> [REQUIRED WORK]
Which lines in the records below contain the word "Орловской"? Pick out each of those lines and copy it in full.

## START PROVIDED INFORMATION

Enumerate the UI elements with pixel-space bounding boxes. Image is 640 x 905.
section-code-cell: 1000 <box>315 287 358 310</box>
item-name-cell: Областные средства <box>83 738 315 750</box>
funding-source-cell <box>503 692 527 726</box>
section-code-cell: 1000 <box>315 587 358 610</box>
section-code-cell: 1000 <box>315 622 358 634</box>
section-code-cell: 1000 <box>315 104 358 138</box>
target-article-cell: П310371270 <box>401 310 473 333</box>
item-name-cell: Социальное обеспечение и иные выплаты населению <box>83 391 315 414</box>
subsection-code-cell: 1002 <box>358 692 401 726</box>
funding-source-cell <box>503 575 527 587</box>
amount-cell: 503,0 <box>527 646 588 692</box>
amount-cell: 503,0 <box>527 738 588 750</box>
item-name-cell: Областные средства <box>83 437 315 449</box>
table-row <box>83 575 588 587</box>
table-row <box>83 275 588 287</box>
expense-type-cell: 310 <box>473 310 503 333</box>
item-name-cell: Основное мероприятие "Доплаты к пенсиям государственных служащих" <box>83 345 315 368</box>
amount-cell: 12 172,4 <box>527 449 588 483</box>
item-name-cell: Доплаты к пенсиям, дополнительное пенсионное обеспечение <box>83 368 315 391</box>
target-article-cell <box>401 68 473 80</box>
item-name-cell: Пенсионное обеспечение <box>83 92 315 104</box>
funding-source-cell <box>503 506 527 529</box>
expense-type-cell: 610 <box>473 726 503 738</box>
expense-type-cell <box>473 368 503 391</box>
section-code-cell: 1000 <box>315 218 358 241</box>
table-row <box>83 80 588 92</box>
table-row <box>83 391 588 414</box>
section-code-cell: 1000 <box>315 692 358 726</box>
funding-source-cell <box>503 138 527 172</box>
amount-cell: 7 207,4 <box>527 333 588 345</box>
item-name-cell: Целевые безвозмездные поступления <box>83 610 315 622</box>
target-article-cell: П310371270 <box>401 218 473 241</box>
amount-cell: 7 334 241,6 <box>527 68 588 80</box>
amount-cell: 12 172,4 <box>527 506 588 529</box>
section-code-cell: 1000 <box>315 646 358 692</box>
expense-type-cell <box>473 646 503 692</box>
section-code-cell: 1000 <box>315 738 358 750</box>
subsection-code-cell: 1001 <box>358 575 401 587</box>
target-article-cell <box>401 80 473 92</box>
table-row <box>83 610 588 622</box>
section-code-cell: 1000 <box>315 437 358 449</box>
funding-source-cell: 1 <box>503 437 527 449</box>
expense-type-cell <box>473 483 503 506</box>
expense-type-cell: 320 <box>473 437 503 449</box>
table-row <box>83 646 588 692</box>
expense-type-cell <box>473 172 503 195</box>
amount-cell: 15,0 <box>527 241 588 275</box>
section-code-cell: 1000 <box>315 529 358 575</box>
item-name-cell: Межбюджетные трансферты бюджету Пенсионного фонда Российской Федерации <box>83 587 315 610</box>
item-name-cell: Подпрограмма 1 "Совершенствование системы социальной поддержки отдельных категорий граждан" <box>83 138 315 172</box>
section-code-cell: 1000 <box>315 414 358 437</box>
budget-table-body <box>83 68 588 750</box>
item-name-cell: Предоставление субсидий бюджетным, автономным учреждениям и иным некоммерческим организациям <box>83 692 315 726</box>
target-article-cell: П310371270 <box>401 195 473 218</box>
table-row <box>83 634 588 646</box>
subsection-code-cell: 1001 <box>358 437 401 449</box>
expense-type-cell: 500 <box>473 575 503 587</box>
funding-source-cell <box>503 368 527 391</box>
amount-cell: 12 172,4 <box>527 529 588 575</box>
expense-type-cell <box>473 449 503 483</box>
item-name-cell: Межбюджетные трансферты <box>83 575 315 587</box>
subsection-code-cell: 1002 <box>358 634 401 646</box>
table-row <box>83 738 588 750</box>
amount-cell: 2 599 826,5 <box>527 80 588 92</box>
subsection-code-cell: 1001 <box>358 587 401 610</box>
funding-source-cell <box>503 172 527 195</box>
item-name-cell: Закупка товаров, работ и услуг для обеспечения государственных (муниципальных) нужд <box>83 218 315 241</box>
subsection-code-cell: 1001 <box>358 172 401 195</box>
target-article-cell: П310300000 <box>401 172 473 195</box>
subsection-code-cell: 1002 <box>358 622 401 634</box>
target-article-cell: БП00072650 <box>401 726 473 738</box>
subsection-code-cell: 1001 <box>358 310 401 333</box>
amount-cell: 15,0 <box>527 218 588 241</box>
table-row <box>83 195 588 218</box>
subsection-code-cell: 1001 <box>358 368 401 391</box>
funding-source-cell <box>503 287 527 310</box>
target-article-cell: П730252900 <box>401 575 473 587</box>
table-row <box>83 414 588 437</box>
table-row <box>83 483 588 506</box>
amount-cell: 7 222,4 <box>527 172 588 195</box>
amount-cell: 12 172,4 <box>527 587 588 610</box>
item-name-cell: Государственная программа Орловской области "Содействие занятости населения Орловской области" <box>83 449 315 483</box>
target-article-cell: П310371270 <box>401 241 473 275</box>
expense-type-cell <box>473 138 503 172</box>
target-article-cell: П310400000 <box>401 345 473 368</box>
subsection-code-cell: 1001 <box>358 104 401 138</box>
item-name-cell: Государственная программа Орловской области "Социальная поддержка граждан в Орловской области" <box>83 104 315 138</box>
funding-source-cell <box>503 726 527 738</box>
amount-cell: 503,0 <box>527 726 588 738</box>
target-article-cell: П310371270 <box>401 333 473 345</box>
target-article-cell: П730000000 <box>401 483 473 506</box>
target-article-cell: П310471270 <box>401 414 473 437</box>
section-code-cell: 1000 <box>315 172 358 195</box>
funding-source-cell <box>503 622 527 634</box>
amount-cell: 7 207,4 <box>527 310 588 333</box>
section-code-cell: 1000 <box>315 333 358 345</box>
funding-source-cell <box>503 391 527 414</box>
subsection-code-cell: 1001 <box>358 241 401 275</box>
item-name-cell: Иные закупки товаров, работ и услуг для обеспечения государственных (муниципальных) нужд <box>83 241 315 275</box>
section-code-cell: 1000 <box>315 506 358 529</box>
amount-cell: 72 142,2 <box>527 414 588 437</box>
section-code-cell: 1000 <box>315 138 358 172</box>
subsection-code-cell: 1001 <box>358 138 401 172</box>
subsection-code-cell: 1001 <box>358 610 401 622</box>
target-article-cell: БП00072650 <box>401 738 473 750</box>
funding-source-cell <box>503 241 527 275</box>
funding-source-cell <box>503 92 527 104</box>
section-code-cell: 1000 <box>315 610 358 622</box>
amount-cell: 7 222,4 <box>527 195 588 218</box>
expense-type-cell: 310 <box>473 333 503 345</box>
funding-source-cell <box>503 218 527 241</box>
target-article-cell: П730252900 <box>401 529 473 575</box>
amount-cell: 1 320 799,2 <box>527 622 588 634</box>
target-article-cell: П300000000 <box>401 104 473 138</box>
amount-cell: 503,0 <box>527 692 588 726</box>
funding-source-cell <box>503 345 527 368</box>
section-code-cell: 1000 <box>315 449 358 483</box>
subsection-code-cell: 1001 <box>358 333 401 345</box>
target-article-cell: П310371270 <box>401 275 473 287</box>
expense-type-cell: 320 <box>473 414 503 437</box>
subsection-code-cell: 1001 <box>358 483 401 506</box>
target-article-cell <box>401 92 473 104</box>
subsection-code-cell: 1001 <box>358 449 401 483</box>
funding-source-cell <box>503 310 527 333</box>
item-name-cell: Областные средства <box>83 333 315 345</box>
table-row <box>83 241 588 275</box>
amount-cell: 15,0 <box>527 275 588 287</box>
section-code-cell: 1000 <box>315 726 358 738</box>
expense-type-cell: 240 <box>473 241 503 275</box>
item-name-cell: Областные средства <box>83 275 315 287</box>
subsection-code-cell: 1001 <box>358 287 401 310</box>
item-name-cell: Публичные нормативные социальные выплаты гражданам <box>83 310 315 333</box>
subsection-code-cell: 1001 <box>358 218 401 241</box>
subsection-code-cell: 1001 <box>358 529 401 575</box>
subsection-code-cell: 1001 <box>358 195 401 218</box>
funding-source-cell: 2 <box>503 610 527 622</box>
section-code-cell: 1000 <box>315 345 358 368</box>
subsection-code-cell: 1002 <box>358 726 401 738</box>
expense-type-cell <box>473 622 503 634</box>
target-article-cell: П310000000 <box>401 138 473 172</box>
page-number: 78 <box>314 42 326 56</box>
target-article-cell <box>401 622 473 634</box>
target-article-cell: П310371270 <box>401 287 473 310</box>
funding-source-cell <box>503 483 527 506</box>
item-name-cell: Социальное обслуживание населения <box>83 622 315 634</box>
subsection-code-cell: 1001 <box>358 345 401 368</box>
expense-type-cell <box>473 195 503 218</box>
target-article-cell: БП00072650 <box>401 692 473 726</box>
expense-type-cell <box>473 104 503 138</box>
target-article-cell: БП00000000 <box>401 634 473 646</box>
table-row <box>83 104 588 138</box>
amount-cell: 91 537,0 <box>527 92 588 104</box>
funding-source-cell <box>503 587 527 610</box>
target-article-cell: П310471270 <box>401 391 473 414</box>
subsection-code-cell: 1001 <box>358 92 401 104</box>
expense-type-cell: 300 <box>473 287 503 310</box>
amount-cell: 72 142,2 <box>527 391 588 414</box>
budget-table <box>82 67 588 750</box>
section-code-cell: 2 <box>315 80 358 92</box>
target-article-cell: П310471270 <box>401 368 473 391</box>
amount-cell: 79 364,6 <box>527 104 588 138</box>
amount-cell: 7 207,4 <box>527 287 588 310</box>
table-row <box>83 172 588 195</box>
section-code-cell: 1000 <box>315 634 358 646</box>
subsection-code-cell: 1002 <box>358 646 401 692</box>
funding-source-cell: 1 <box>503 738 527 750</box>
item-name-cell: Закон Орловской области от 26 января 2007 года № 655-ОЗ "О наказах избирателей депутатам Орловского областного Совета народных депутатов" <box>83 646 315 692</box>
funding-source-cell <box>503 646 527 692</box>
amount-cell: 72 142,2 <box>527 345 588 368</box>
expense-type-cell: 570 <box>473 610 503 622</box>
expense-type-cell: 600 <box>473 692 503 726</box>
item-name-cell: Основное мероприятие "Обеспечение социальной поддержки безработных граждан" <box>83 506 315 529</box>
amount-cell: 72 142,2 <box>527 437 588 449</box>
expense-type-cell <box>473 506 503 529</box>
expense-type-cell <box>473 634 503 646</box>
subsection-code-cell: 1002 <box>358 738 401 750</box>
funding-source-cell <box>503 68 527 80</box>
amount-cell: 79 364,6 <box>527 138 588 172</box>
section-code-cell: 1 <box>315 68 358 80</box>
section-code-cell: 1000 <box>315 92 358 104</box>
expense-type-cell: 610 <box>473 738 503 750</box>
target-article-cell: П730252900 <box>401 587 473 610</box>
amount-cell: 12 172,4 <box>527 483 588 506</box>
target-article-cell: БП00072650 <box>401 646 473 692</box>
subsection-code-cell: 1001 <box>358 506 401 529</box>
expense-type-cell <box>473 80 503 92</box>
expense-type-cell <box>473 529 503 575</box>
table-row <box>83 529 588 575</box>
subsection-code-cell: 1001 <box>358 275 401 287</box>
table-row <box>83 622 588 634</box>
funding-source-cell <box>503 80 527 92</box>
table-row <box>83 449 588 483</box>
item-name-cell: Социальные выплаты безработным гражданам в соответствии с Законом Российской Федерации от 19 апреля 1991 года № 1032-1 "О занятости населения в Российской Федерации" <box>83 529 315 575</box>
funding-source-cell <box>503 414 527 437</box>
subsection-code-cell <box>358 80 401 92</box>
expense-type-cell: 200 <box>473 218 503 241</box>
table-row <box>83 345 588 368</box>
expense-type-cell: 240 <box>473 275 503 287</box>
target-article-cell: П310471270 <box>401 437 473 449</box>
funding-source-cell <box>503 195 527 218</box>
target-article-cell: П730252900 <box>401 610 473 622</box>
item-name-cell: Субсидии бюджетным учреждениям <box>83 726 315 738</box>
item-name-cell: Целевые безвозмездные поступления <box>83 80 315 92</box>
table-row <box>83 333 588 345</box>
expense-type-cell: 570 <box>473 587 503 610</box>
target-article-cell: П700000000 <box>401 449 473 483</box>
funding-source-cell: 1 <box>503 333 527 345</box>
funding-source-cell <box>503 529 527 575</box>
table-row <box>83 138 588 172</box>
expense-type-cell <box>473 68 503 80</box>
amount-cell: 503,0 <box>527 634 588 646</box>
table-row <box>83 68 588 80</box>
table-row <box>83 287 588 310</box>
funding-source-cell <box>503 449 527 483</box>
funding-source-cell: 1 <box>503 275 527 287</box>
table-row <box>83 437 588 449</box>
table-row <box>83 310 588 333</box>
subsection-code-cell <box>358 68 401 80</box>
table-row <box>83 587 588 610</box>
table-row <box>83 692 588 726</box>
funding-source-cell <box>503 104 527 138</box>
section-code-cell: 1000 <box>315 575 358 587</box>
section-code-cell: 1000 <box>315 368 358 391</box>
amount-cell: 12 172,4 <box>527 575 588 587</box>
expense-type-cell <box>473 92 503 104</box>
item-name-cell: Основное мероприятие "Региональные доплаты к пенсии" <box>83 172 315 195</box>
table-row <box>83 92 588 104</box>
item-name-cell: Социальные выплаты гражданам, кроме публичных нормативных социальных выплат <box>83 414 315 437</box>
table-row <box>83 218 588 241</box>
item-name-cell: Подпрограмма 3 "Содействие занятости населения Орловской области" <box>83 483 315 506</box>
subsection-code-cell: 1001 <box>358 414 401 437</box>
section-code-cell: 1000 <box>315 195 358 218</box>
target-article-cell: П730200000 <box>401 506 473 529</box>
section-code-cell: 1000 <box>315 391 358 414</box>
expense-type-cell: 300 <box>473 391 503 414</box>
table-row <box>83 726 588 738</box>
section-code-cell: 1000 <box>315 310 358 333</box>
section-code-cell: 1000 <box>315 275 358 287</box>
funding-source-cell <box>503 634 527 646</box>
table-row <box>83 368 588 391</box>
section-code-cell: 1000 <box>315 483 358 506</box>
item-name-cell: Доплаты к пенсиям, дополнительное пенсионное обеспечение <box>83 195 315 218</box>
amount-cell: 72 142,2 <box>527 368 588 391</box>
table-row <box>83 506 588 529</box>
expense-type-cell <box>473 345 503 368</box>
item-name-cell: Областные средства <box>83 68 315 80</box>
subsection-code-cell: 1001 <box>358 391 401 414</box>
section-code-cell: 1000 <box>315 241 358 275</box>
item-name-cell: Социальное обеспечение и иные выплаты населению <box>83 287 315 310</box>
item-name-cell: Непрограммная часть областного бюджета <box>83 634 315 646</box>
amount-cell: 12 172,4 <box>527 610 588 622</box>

## END PROVIDED INFORMATION

> [THE REPLY]
item-name-cell: Государственная программа Орловской области "Содействие занятости населения Орловской области" <box>83 449 315 483</box>
item-name-cell: Государственная программа Орловской области "Социальная поддержка граждан в Орловской области" <box>83 104 315 138</box>
item-name-cell: Закон Орловской области от 26 января 2007 года № 655-ОЗ "О наказах избирателей депутатам Орловского областного Совета народных депутатов" <box>83 646 315 692</box>
item-name-cell: Подпрограмма 3 "Содействие занятости населения Орловской области" <box>83 483 315 506</box>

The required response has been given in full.